----- Data provided

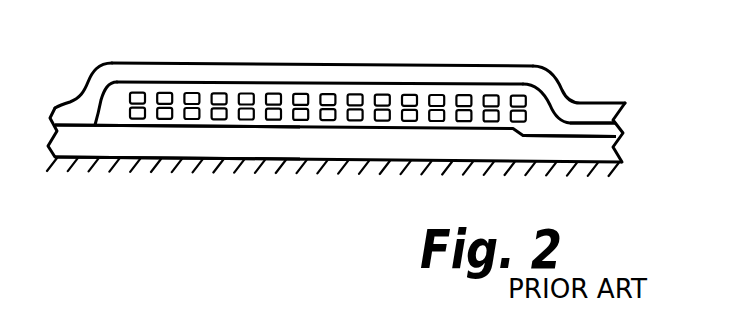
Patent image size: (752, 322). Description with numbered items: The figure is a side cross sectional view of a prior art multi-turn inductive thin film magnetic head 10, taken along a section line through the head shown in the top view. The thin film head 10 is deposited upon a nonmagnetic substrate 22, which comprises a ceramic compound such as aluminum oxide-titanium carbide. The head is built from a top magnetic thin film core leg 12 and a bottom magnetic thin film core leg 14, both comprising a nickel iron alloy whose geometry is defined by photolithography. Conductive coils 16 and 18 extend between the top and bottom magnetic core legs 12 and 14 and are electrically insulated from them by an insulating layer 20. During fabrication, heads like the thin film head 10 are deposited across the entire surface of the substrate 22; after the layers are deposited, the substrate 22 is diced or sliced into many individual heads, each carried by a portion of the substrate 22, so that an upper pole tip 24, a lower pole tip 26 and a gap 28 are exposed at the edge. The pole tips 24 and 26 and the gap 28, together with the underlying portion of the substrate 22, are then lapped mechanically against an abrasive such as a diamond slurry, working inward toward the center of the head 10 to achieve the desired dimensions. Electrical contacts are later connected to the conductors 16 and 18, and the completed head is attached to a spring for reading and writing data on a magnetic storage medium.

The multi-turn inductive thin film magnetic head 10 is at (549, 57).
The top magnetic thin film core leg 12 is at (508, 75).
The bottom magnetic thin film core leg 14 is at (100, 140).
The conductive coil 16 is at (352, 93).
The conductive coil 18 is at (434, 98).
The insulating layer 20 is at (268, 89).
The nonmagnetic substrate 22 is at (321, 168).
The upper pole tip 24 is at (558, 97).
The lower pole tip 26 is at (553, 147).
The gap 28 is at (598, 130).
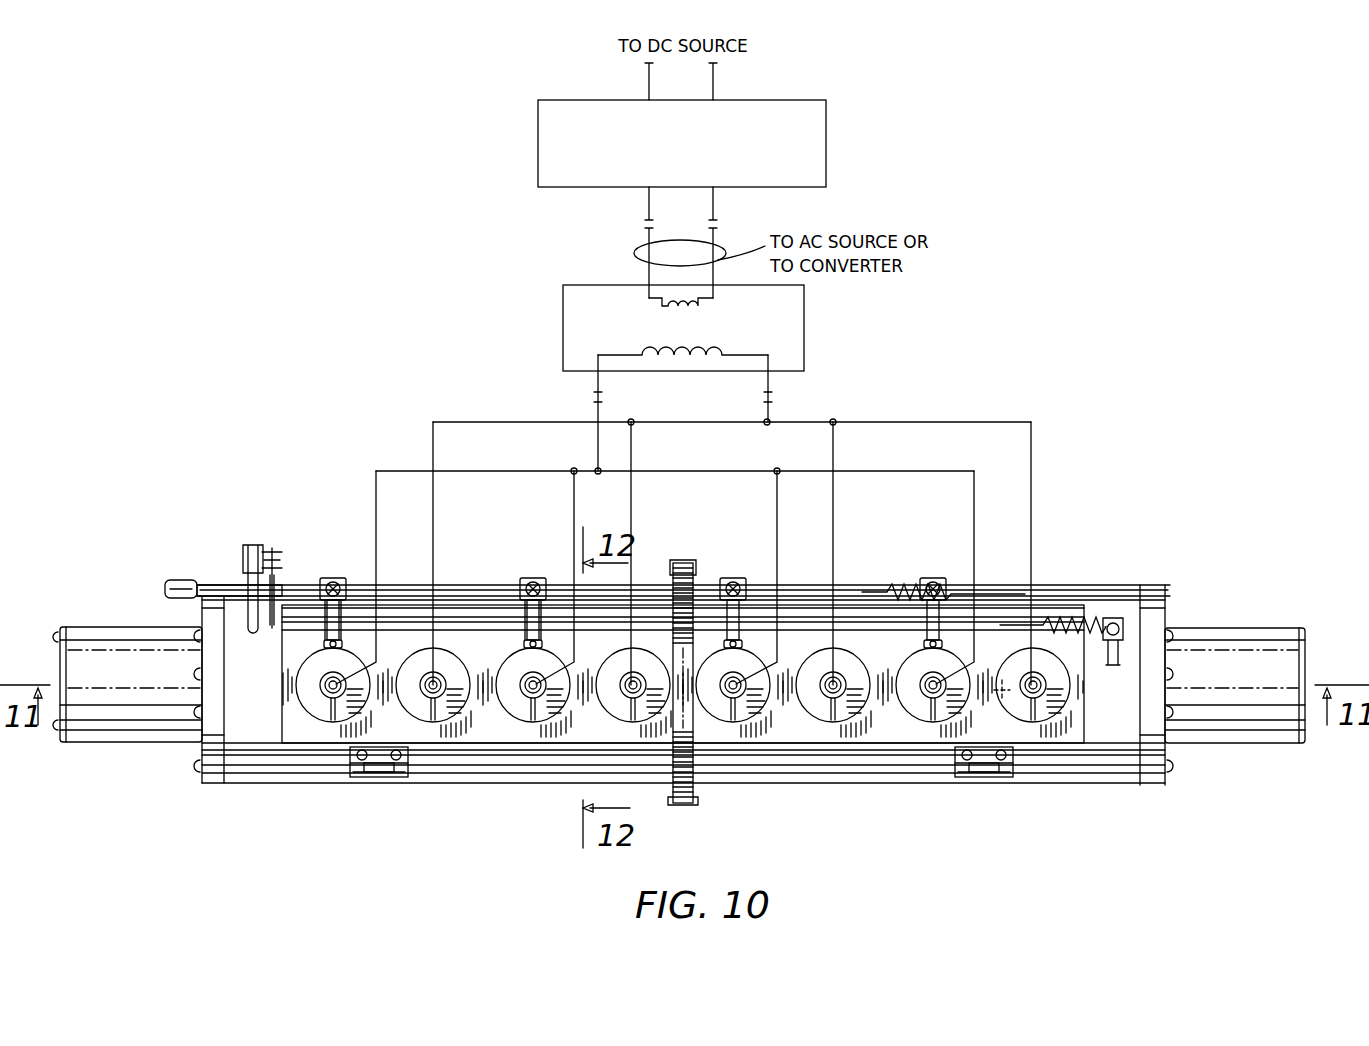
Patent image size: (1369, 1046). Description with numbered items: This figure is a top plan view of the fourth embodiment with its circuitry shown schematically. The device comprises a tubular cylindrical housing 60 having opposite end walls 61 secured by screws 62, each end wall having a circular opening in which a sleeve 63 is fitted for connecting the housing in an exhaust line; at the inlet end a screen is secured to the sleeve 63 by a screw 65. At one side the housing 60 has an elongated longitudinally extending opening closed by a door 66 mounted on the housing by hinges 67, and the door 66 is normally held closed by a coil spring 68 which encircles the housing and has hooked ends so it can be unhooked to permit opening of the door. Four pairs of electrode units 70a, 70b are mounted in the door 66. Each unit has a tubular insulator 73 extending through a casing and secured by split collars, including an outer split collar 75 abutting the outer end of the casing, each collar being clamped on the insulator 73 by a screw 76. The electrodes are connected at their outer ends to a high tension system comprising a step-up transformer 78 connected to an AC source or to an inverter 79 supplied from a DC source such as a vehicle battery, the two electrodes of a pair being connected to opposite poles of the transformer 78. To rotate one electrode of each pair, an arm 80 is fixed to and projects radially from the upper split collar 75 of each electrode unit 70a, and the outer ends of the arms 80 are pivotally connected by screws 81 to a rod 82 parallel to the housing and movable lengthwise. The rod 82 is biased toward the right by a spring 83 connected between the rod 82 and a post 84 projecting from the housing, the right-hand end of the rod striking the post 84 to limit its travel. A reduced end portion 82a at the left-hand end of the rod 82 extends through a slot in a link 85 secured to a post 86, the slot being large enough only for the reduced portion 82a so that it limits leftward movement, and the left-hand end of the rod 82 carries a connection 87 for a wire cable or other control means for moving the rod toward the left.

----------

Repeat the records word for word, from the start through the line holding "The conductive coil 18 is at (434, 98).", inclusive. Leave the pictures out of your answer.

#### Correct answer
Patent image size: (752, 322). Description with numbered items: The figure is a side cross sectional view of a prior art multi-turn inductive thin film magnetic head 10, taken along a section line through the head shown in the top view. The thin film head 10 is deposited upon a nonmagnetic substrate 22, which comprises a ceramic compound such as aluminum oxide-titanium carbide. The head is built from a top magnetic thin film core leg 12 and a bottom magnetic thin film core leg 14, both comprising a nickel iron alloy whose geometry is defined by photolithography. Conductive coils 16 and 18 extend between the top and bottom magnetic core legs 12 and 14 and are electrically insulated from them by an insulating layer 20. During fabrication, heads like the thin film head 10 are deposited across the entire surface of the substrate 22; after the layers are deposited, the substrate 22 is diced or sliced into many individual heads, each carried by a portion of the substrate 22, so that an upper pole tip 24, a lower pole tip 26 and a gap 28 are exposed at the edge. The pole tips 24 and 26 and the gap 28, together with the underlying portion of the substrate 22, are then lapped mechanically against an abrasive such as a diamond slurry, working inward toward the center of the head 10 to achieve the desired dimensions. Electrical contacts are later connected to the conductors 16 and 18, and the completed head is attached to a spring for reading and writing data on a magnetic storage medium.

The multi-turn inductive thin film magnetic head 10 is at (549, 57).
The top magnetic thin film core leg 12 is at (508, 75).
The bottom magnetic thin film core leg 14 is at (100, 140).
The conductive coil 16 is at (352, 93).
The conductive coil 18 is at (434, 98).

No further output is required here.